[Items from a figure collection]
** Start **
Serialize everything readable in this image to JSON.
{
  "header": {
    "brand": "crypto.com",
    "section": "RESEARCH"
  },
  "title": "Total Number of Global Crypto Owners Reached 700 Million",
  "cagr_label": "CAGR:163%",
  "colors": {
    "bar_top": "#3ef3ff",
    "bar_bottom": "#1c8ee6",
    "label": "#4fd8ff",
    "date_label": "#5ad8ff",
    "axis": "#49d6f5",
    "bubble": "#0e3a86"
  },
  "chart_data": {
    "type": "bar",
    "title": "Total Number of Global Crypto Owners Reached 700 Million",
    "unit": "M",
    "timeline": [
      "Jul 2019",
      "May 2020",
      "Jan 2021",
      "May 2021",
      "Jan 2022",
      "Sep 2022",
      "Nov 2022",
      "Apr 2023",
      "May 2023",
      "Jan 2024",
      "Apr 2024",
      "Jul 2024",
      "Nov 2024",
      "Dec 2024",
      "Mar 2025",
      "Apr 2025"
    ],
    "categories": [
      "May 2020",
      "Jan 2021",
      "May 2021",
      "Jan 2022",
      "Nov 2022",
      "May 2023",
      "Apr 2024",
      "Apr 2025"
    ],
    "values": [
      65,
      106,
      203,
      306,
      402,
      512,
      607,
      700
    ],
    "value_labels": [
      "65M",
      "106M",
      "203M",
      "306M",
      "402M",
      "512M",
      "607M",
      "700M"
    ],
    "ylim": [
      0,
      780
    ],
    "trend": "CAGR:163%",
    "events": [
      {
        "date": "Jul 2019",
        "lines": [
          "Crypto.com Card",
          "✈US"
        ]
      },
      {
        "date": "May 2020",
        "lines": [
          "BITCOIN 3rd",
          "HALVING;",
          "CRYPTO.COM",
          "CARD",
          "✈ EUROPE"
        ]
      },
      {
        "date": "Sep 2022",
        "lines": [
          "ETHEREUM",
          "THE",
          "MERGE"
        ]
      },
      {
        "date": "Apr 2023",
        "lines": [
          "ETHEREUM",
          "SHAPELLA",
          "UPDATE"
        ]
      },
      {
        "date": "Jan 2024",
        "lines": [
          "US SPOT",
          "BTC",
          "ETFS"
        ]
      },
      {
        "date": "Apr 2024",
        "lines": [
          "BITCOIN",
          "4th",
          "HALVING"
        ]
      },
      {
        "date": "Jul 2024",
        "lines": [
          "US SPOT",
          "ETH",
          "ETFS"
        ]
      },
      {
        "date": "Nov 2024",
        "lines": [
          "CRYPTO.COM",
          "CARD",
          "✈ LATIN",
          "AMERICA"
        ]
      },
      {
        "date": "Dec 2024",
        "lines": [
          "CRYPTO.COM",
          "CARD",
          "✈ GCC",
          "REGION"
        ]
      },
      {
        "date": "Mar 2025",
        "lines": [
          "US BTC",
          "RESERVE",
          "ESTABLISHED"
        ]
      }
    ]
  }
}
** End **
Pull out all lines containing "Million".

  "title": "Total Number of Global Crypto Owners Reached 700 Million",
    "title": "Total Number of Global Crypto Owners Reached 700 Million",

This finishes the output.